---------- INFORMATION PROVIDED ----------

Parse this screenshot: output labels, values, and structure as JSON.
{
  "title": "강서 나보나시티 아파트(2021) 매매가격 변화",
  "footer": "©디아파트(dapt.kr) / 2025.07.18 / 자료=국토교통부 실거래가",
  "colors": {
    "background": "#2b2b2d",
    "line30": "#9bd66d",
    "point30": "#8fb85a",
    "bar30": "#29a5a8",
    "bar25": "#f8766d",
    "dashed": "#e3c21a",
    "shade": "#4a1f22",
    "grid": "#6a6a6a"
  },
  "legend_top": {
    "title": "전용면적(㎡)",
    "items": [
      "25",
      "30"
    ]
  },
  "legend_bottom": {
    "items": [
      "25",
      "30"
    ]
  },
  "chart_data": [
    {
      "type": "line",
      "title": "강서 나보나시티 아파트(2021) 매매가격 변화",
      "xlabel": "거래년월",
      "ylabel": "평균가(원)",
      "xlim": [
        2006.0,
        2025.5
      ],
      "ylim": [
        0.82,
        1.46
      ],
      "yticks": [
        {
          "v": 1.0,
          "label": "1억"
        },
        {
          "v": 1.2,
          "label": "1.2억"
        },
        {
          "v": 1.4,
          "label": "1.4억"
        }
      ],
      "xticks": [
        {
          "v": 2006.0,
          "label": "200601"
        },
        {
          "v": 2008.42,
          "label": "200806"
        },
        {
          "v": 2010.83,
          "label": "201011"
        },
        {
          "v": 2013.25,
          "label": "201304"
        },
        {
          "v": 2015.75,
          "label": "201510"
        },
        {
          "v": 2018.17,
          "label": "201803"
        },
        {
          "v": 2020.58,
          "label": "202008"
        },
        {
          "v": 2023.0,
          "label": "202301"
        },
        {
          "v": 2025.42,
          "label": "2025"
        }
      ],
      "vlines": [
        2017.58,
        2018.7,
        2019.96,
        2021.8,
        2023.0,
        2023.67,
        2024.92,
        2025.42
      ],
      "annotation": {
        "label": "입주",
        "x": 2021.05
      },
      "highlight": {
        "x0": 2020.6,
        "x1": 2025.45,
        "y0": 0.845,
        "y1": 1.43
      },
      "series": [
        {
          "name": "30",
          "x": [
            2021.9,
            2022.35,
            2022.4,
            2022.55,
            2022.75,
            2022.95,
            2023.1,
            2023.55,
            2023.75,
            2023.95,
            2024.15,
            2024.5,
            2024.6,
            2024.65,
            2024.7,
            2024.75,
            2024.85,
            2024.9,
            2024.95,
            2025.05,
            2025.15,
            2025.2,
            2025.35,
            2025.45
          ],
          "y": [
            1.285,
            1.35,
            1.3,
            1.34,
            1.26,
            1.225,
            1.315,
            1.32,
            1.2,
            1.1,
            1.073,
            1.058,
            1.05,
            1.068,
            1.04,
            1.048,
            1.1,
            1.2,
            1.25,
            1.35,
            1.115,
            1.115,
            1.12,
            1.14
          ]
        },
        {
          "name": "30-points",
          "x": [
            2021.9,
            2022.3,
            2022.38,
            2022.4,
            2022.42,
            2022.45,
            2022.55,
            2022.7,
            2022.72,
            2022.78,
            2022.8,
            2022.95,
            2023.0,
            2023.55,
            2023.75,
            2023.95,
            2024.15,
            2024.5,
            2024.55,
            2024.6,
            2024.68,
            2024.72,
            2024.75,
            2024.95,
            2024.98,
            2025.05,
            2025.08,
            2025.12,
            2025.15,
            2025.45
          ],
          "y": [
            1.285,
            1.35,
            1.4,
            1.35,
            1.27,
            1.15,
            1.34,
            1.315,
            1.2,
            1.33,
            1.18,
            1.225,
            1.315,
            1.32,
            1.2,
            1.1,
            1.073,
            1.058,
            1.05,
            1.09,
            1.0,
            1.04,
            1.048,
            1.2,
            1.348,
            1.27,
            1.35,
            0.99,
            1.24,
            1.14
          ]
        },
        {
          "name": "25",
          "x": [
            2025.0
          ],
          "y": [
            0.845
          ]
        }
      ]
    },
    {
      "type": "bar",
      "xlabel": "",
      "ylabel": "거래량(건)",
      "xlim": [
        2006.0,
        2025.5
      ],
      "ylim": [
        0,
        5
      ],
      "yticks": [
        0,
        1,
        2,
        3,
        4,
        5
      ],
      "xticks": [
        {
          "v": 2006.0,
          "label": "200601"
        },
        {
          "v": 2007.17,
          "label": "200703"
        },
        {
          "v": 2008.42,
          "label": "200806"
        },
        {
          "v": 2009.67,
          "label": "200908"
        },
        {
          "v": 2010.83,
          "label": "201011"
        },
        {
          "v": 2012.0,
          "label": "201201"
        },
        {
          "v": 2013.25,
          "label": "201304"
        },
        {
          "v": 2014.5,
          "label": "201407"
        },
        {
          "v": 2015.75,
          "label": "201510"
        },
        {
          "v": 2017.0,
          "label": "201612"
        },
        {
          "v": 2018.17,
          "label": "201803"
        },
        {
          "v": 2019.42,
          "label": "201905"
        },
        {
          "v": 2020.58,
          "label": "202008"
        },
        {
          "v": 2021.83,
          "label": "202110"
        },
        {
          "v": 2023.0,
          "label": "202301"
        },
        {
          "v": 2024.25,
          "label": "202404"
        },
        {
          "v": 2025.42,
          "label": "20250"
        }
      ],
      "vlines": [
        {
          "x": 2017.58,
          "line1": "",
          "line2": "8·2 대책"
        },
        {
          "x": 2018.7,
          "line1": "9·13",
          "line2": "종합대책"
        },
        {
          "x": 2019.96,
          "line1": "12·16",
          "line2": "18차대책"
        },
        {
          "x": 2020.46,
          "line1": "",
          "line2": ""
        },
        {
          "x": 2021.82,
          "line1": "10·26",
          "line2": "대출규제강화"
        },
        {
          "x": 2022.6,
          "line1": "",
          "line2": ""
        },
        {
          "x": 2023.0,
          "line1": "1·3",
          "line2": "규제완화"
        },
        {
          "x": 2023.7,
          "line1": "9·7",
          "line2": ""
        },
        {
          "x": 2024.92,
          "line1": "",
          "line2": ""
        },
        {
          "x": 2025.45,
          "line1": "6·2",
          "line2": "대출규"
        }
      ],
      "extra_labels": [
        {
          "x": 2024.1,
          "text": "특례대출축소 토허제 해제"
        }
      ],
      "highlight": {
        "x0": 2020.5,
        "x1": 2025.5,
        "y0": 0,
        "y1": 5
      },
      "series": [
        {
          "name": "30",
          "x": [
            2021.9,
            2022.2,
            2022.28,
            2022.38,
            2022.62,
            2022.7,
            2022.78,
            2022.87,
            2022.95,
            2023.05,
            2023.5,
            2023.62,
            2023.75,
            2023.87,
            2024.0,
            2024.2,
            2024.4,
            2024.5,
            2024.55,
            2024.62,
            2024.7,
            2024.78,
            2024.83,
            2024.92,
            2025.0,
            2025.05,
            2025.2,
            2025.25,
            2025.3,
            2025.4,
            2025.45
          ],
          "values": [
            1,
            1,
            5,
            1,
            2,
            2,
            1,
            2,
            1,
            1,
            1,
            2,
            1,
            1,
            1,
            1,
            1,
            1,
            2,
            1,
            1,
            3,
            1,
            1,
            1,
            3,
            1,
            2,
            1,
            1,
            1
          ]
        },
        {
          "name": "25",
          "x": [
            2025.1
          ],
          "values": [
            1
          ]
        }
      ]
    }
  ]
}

----------

(GIVEN REQUEST)
Transcribe every line of the data, exactly as it stands.

(OUTPUT OF THE EXERCISE)
Parse this screenshot: output labels, values, and structure as JSON.
{
  "title": "강서 나보나시티 아파트(2021) 매매가격 변화",
  "footer": "©디아파트(dapt.kr) / 2025.07.18 / 자료=국토교통부 실거래가",
  "colors": {
    "background": "#2b2b2d",
    "line30": "#9bd66d",
    "point30": "#8fb85a",
    "bar30": "#29a5a8",
    "bar25": "#f8766d",
    "dashed": "#e3c21a",
    "shade": "#4a1f22",
    "grid": "#6a6a6a"
  },
  "legend_top": {
    "title": "전용면적(㎡)",
    "items": [
      "25",
      "30"
    ]
  },
  "legend_bottom": {
    "items": [
      "25",
      "30"
    ]
  },
  "chart_data": [
    {
      "type": "line",
      "title": "강서 나보나시티 아파트(2021) 매매가격 변화",
      "xlabel": "거래년월",
      "ylabel": "평균가(원)",
      "xlim": [
        2006.0,
        2025.5
      ],
      "ylim": [
        0.82,
        1.46
      ],
      "yticks": [
        {
          "v": 1.0,
          "label": "1억"
        },
        {
          "v": 1.2,
          "label": "1.2억"
        },
        {
          "v": 1.4,
          "label": "1.4억"
        }
      ],
      "xticks": [
        {
          "v": 2006.0,
          "label": "200601"
        },
        {
          "v": 2008.42,
          "label": "200806"
        },
        {
          "v": 2010.83,
          "label": "201011"
        },
        {
          "v": 2013.25,
          "label": "201304"
        },
        {
          "v": 2015.75,
          "label": "201510"
        },
        {
          "v": 2018.17,
          "label": "201803"
        },
        {
          "v": 2020.58,
          "label": "202008"
        },
        {
          "v": 2023.0,
          "label": "202301"
        },
        {
          "v": 2025.42,
          "label": "2025"
        }
      ],
      "vlines": [
        2017.58,
        2018.7,
        2019.96,
        2021.8,
        2023.0,
        2023.67,
        2024.92,
        2025.42
      ],
      "annotation": {
        "label": "입주",
        "x": 2021.05
      },
      "highlight": {
        "x0": 2020.6,
        "x1": 2025.45,
        "y0": 0.845,
        "y1": 1.43
      },
      "series": [
        {
          "name": "30",
          "x": [
            2021.9,
            2022.35,
            2022.4,
            2022.55,
            2022.75,
            2022.95,
            2023.1,
            2023.55,
            2023.75,
            2023.95,
            2024.15,
            2024.5,
            2024.6,
            2024.65,
            2024.7,
            2024.75,
            2024.85,
            2024.9,
            2024.95,
            2025.05,
            2025.15,
            2025.2,
            2025.35,
            2025.45
          ],
          "y": [
            1.285,
            1.35,
            1.3,
            1.34,
            1.26,
            1.225,
            1.315,
            1.32,
            1.2,
            1.1,
            1.073,
            1.058,
            1.05,
            1.068,
            1.04,
            1.048,
            1.1,
            1.2,
            1.25,
            1.35,
            1.115,
            1.115,
            1.12,
            1.14
          ]
        },
        {
          "name": "30-points",
          "x": [
            2021.9,
            2022.3,
            2022.38,
            2022.4,
            2022.42,
            2022.45,
            2022.55,
            2022.7,
            2022.72,
            2022.78,
            2022.8,
            2022.95,
            2023.0,
            2023.55,
            2023.75,
            2023.95,
            2024.15,
            2024.5,
            2024.55,
            2024.6,
            2024.68,
            2024.72,
            2024.75,
            2024.95,
            2024.98,
            2025.05,
            2025.08,
            2025.12,
            2025.15,
            2025.45
          ],
          "y": [
            1.285,
            1.35,
            1.4,
            1.35,
            1.27,
            1.15,
            1.34,
            1.315,
            1.2,
            1.33,
            1.18,
            1.225,
            1.315,
            1.32,
            1.2,
            1.1,
            1.073,
            1.058,
            1.05,
            1.09,
            1.0,
            1.04,
            1.048,
            1.2,
            1.348,
            1.27,
            1.35,
            0.99,
            1.24,
            1.14
          ]
        },
        {
          "name": "25",
          "x": [
            2025.0
          ],
          "y": [
            0.845
          ]
        }
      ]
    },
    {
      "type": "bar",
      "xlabel": "",
      "ylabel": "거래량(건)",
      "xlim": [
        2006.0,
        2025.5
      ],
      "ylim": [
        0,
        5
      ],
      "yticks": [
        0,
        1,
        2,
        3,
        4,
        5
      ],
      "xticks": [
        {
          "v": 2006.0,
          "label": "200601"
        },
        {
          "v": 2007.17,
          "label": "200703"
        },
        {
          "v": 2008.42,
          "label": "200806"
        },
        {
          "v": 2009.67,
          "label": "200908"
        },
        {
          "v": 2010.83,
          "label": "201011"
        },
        {
          "v": 2012.0,
          "label": "201201"
        },
        {
          "v": 2013.25,
          "label": "201304"
        },
        {
          "v": 2014.5,
          "label": "201407"
        },
        {
          "v": 2015.75,
          "label": "201510"
        },
        {
          "v": 2017.0,
          "label": "201612"
        },
        {
          "v": 2018.17,
          "label": "201803"
        },
        {
          "v": 2019.42,
          "label": "201905"
        },
        {
          "v": 2020.58,
          "label": "202008"
        },
        {
          "v": 2021.83,
          "label": "202110"
        },
        {
          "v": 2023.0,
          "label": "202301"
        },
        {
          "v": 2024.25,
          "label": "202404"
        },
        {
          "v": 2025.42,
          "label": "20250"
        }
      ],
      "vlines": [
        {
          "x": 2017.58,
          "line1": "",
          "line2": "8·2 대책"
        },
        {
          "x": 2018.7,
          "line1": "9·13",
          "line2": "종합대책"
        },
        {
          "x": 2019.96,
          "line1": "12·16",
          "line2": "18차대책"
        },
        {
          "x": 2020.46,
          "line1": "",
          "line2": ""
        },
        {
          "x": 2021.82,
          "line1": "10·26",
          "line2": "대출규제강화"
        },
        {
          "x": 2022.6,
          "line1": "",
          "line2": ""
        },
        {
          "x": 2023.0,
          "line1": "1·3",
          "line2": "규제완화"
        },
        {
          "x": 2023.7,
          "line1": "9·7",
          "line2": ""
        },
        {
          "x": 2024.92,
          "line1": "",
          "line2": ""
        },
        {
          "x": 2025.45,
          "line1": "6·2",
          "line2": "대출규"
        }
      ],
      "extra_labels": [
        {
          "x": 2024.1,
          "text": "특례대출축소 토허제 해제"
        }
      ],
      "highlight": {
        "x0": 2020.5,
        "x1": 2025.5,
        "y0": 0,
        "y1": 5
      },
      "series": [
        {
          "name": "30",
          "x": [
            2021.9,
            2022.2,
            2022.28,
            2022.38,
            2022.62,
            2022.7,
            2022.78,
            2022.87,
            2022.95,
            2023.05,
            2023.5,
            2023.62,
            2023.75,
            2023.87,
            2024.0,
            2024.2,
            2024.4,
            2024.5,
            2024.55,
            2024.62,
            2024.7,
            2024.78,
            2024.83,
            2024.92,
            2025.0,
            2025.05,
            2025.2,
            2025.25,
            2025.3,
            2025.4,
            2025.45
          ],
          "values": [
            1,
            1,
            5,
            1,
            2,
            2,
            1,
            2,
            1,
            1,
            1,
            2,
            1,
            1,
            1,
            1,
            1,
            1,
            2,
            1,
            1,
            3,
            1,
            1,
            1,
            3,
            1,
            2,
            1,
            1,
            1
          ]
        },
        {
          "name": "25",
          "x": [
            2025.1
          ],
          "values": [
            1
          ]
        }
      ]
    }
  ]
}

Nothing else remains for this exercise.